··· DATA FOR THIS EXERCISE ···
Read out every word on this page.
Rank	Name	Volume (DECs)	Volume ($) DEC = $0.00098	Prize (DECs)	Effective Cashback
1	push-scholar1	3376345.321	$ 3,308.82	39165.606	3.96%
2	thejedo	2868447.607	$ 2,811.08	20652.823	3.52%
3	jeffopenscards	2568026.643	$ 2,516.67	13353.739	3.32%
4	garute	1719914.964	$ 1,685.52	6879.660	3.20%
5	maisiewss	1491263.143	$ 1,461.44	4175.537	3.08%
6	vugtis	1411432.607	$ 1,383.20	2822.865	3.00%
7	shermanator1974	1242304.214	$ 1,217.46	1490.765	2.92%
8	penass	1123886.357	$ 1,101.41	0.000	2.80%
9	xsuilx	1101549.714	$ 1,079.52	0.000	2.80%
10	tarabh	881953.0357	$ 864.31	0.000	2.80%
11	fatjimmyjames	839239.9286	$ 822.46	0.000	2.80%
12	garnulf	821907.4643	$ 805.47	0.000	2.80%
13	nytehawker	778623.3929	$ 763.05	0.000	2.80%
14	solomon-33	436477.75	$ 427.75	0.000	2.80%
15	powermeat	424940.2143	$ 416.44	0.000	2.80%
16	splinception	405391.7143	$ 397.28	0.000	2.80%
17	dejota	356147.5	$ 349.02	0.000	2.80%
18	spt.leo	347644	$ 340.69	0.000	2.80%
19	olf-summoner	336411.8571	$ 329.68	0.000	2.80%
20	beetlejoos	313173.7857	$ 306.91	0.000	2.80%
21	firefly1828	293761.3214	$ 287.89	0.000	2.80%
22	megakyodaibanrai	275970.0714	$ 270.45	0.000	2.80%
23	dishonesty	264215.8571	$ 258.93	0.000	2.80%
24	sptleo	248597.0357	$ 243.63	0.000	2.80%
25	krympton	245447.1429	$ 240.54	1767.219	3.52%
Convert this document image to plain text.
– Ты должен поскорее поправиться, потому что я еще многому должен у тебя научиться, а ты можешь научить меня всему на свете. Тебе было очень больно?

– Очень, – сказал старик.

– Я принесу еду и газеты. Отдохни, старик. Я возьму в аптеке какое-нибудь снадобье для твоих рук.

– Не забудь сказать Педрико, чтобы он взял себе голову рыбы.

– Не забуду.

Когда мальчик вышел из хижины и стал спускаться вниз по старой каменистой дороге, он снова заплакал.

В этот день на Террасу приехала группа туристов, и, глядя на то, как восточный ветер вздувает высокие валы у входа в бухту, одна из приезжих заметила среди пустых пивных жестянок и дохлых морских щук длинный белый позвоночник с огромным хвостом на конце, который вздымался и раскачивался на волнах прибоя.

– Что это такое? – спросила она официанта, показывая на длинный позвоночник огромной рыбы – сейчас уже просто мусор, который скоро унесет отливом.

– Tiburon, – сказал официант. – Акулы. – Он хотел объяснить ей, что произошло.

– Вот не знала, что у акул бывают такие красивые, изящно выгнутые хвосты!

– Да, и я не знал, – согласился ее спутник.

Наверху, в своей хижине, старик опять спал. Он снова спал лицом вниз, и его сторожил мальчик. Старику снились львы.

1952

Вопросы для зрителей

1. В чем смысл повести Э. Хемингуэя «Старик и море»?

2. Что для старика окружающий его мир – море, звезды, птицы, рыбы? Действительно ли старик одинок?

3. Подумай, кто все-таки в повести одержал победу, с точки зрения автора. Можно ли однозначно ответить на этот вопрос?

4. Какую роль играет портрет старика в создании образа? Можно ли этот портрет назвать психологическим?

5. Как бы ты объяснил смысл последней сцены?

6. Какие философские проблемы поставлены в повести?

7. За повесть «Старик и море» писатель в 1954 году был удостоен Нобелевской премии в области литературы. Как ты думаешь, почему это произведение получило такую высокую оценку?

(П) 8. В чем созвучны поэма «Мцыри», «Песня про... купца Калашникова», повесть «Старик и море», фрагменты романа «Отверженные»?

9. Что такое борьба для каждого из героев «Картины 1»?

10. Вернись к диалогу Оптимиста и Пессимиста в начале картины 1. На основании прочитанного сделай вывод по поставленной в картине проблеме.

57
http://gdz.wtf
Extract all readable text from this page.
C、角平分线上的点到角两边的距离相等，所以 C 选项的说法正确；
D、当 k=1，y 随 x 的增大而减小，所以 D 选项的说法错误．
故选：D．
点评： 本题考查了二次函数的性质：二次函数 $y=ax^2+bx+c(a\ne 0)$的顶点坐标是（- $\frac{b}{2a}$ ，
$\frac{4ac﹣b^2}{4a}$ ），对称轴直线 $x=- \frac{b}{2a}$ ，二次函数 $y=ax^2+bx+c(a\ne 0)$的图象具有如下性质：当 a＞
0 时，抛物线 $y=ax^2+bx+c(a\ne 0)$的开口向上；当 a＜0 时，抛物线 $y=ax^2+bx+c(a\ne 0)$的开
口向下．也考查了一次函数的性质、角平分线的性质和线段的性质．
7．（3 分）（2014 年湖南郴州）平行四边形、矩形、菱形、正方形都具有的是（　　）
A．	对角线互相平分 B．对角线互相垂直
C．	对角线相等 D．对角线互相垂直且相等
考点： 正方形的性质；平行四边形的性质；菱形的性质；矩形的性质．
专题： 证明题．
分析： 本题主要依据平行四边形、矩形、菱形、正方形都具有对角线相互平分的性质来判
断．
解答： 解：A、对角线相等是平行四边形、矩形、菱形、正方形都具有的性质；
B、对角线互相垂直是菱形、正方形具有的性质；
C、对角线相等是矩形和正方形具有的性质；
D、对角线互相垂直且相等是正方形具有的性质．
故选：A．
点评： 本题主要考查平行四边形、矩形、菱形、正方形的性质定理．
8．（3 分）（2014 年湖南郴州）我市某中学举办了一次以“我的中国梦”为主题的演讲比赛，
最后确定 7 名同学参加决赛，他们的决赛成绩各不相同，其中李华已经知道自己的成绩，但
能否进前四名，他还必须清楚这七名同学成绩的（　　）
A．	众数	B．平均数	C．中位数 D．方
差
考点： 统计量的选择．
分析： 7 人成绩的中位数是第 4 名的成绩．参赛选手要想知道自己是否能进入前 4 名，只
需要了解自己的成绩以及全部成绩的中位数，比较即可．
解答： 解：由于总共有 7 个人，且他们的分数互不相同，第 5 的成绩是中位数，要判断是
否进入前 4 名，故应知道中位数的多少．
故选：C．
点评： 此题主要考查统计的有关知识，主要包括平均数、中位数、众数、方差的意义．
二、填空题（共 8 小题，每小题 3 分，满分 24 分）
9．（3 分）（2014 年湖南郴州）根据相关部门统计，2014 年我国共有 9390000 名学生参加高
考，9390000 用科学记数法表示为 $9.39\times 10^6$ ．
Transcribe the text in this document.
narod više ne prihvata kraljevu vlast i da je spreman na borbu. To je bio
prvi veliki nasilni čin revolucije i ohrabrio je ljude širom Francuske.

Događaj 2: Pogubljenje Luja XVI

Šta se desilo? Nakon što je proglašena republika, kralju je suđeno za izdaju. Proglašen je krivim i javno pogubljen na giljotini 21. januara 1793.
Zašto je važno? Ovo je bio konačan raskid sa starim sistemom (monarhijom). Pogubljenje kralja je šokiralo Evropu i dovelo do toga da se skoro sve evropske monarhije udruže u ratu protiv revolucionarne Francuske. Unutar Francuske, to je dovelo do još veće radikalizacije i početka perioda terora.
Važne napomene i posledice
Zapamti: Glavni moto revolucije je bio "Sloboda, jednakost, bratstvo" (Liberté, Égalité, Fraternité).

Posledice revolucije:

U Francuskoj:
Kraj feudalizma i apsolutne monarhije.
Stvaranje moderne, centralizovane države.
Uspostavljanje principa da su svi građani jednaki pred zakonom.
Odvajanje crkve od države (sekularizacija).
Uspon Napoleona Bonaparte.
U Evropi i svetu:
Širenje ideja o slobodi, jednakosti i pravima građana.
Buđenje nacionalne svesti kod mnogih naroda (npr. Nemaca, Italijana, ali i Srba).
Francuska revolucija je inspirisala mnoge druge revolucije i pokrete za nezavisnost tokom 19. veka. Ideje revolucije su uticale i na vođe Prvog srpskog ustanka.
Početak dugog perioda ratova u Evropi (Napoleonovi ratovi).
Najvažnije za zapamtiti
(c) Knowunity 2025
···
Write the lines out verbatim, from the one with "Transcribe the text in this document." through the last line of the entries, and stop there.

Transcribe the text in this document.
narod više ne prihvata kraljevu vlast i da je spreman na borbu. To je bio
prvi veliki nasilni čin revolucije i ohrabrio je ljude širom Francuske.

Događaj 2: Pogubljenje Luja XVI

Šta se desilo? Nakon što je proglašena republika, kralju je suđeno za izdaju. Proglašen je krivim i javno pogubljen na giljotini 21. januara 1793.
Zašto je važno? Ovo je bio konačan raskid sa starim sistemom (monarhijom). Pogubljenje kralja je šokiralo Evropu i dovelo do toga da se skoro sve evropske monarhije udruže u ratu protiv revolucionarne Francuske. Unutar Francuske, to je dovelo do još veće radikalizacije i početka perioda terora.
Važne napomene i posledice
Zapamti: Glavni moto revolucije je bio "Sloboda, jednakost, bratstvo" (Liberté, Égalité, Fraternité).

Posledice revolucije:

U Francuskoj:
Kraj feudalizma i apsolutne monarhije.
Stvaranje moderne, centralizovane države.
Uspostavljanje principa da su svi građani jednaki pred zakonom.
Odvajanje crkve od države (sekularizacija).
Uspon Napoleona Bonaparte.
U Evropi i svetu:
Širenje ideja o slobodi, jednakosti i pravima građana.
Buđenje nacionalne svesti kod mnogih naroda (npr. Nemaca, Italijana, ali i Srba).
Francuska revolucija je inspirisala mnoge druge revolucije i pokrete za nezavisnost tokom 19. veka. Ideje revolucije su uticale i na vođe Prvog srpskog ustanka.
Početak dugog perioda ratova u Evropi (Napoleonovi ratovi).
Najvažnije za zapamtiti
(c) Knowunity 2025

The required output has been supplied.